STATED EXERCISE: Print all of the data exactly.

**** PROVIDED INFORMATION ****

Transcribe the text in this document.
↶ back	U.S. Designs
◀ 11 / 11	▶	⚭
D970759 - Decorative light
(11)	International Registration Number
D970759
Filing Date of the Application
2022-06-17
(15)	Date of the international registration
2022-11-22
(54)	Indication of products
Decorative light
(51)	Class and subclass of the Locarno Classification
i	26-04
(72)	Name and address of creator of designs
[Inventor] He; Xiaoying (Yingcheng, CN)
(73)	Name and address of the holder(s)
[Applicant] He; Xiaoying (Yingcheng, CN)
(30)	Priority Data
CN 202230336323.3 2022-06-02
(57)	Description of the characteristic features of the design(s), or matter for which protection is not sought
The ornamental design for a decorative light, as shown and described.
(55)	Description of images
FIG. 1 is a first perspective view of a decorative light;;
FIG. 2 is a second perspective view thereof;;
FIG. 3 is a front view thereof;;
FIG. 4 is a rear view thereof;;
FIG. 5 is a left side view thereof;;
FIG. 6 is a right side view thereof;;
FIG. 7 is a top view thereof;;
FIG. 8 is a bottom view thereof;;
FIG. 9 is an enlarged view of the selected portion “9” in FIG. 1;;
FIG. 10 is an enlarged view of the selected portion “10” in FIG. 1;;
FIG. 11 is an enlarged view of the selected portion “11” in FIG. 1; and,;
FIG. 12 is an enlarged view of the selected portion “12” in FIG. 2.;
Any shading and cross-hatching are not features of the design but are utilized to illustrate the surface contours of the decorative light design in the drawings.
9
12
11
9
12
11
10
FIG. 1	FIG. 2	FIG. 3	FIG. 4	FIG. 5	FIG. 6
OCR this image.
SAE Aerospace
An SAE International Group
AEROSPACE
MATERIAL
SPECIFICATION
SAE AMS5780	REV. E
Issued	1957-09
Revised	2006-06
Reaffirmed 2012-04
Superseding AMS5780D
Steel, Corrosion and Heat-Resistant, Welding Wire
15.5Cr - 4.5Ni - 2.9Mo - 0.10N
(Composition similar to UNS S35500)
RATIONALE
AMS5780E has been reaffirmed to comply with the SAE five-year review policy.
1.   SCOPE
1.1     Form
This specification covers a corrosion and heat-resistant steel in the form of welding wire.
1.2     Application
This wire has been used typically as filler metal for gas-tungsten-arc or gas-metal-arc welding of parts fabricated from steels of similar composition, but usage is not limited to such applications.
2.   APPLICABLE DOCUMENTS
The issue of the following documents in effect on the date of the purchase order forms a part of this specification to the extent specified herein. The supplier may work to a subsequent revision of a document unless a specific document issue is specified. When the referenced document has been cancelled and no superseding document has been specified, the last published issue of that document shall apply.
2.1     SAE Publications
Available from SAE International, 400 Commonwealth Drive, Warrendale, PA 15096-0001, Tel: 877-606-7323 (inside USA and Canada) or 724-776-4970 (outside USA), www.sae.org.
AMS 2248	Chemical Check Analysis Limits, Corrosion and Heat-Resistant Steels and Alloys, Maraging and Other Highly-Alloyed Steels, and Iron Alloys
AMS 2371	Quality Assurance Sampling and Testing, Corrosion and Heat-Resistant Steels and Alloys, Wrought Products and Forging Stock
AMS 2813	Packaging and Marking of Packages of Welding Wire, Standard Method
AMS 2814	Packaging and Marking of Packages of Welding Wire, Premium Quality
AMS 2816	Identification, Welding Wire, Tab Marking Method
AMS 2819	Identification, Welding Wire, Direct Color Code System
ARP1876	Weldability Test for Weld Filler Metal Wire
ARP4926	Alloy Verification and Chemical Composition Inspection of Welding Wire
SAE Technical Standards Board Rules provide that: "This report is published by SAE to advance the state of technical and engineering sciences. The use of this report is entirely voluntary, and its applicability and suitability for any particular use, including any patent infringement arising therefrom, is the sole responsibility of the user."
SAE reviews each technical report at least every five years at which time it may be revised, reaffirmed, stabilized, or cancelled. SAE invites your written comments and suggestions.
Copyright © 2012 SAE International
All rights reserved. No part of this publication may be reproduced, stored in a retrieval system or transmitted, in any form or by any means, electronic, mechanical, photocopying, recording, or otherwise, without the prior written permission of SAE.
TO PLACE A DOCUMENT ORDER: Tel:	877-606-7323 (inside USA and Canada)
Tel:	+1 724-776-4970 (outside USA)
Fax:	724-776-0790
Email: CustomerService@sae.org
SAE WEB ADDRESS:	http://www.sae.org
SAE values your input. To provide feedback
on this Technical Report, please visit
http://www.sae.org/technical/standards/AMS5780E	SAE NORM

****

SOLUTION TO THE EXERCISE:
Transcribe the text in this document.
↶ back	U.S. Designs
◀ 11 / 11	▶	⚭
D970759 - Decorative light
(11)	International Registration Number
D970759
Filing Date of the Application
2022-06-17
(15)	Date of the international registration
2022-11-22
(54)	Indication of products
Decorative light
(51)	Class and subclass of the Locarno Classification
i	26-04
(72)	Name and address of creator of designs
[Inventor] He; Xiaoying (Yingcheng, CN)
(73)	Name and address of the holder(s)
[Applicant] He; Xiaoying (Yingcheng, CN)
(30)	Priority Data
CN 202230336323.3 2022-06-02
(57)	Description of the characteristic features of the design(s), or matter for which protection is not sought
The ornamental design for a decorative light, as shown and described.
(55)	Description of images
FIG. 1 is a first perspective view of a decorative light;;
FIG. 2 is a second perspective view thereof;;
FIG. 3 is a front view thereof;;
FIG. 4 is a rear view thereof;;
FIG. 5 is a left side view thereof;;
FIG. 6 is a right side view thereof;;
FIG. 7 is a top view thereof;;
FIG. 8 is a bottom view thereof;;
FIG. 9 is an enlarged view of the selected portion “9” in FIG. 1;;
FIG. 10 is an enlarged view of the selected portion “10” in FIG. 1;;
FIG. 11 is an enlarged view of the selected portion “11” in FIG. 1; and,;
FIG. 12 is an enlarged view of the selected portion “12” in FIG. 2.;
Any shading and cross-hatching are not features of the design but are utilized to illustrate the surface contours of the decorative light design in the drawings.
9
12
11
9
12
11
10
FIG. 1	FIG. 2	FIG. 3	FIG. 4	FIG. 5	FIG. 6
OCR this image.
SAE Aerospace
An SAE International Group
AEROSPACE
MATERIAL
SPECIFICATION
SAE AMS5780	REV. E
Issued	1957-09
Revised	2006-06
Reaffirmed 2012-04
Superseding AMS5780D
Steel, Corrosion and Heat-Resistant, Welding Wire
15.5Cr - 4.5Ni - 2.9Mo - 0.10N
(Composition similar to UNS S35500)
RATIONALE
AMS5780E has been reaffirmed to comply with the SAE five-year review policy.
1.   SCOPE
1.1     Form
This specification covers a corrosion and heat-resistant steel in the form of welding wire.
1.2     Application
This wire has been used typically as filler metal for gas-tungsten-arc or gas-metal-arc welding of parts fabricated from steels of similar composition, but usage is not limited to such applications.
2.   APPLICABLE DOCUMENTS
The issue of the following documents in effect on the date of the purchase order forms a part of this specification to the extent specified herein. The supplier may work to a subsequent revision of a document unless a specific document issue is specified. When the referenced document has been cancelled and no superseding document has been specified, the last published issue of that document shall apply.
2.1     SAE Publications
Available from SAE International, 400 Commonwealth Drive, Warrendale, PA 15096-0001, Tel: 877-606-7323 (inside USA and Canada) or 724-776-4970 (outside USA), www.sae.org.
AMS 2248	Chemical Check Analysis Limits, Corrosion and Heat-Resistant Steels and Alloys, Maraging and Other Highly-Alloyed Steels, and Iron Alloys
AMS 2371	Quality Assurance Sampling and Testing, Corrosion and Heat-Resistant Steels and Alloys, Wrought Products and Forging Stock
AMS 2813	Packaging and Marking of Packages of Welding Wire, Standard Method
AMS 2814	Packaging and Marking of Packages of Welding Wire, Premium Quality
AMS 2816	Identification, Welding Wire, Tab Marking Method
AMS 2819	Identification, Welding Wire, Direct Color Code System
ARP1876	Weldability Test for Weld Filler Metal Wire
ARP4926	Alloy Verification and Chemical Composition Inspection of Welding Wire
SAE Technical Standards Board Rules provide that: "This report is published by SAE to advance the state of technical and engineering sciences. The use of this report is entirely voluntary, and its applicability and suitability for any particular use, including any patent infringement arising therefrom, is the sole responsibility of the user."
SAE reviews each technical report at least every five years at which time it may be revised, reaffirmed, stabilized, or cancelled. SAE invites your written comments and suggestions.
Copyright © 2012 SAE International
All rights reserved. No part of this publication may be reproduced, stored in a retrieval system or transmitted, in any form or by any means, electronic, mechanical, photocopying, recording, or otherwise, without the prior written permission of SAE.
TO PLACE A DOCUMENT ORDER: Tel:	877-606-7323 (inside USA and Canada)
Tel:	+1 724-776-4970 (outside USA)
Fax:	724-776-0790
Email: CustomerService@sae.org
SAE WEB ADDRESS:	http://www.sae.org
SAE values your input. To provide feedback
on this Technical Report, please visit
http://www.sae.org/technical/standards/AMS5780E	SAE NORM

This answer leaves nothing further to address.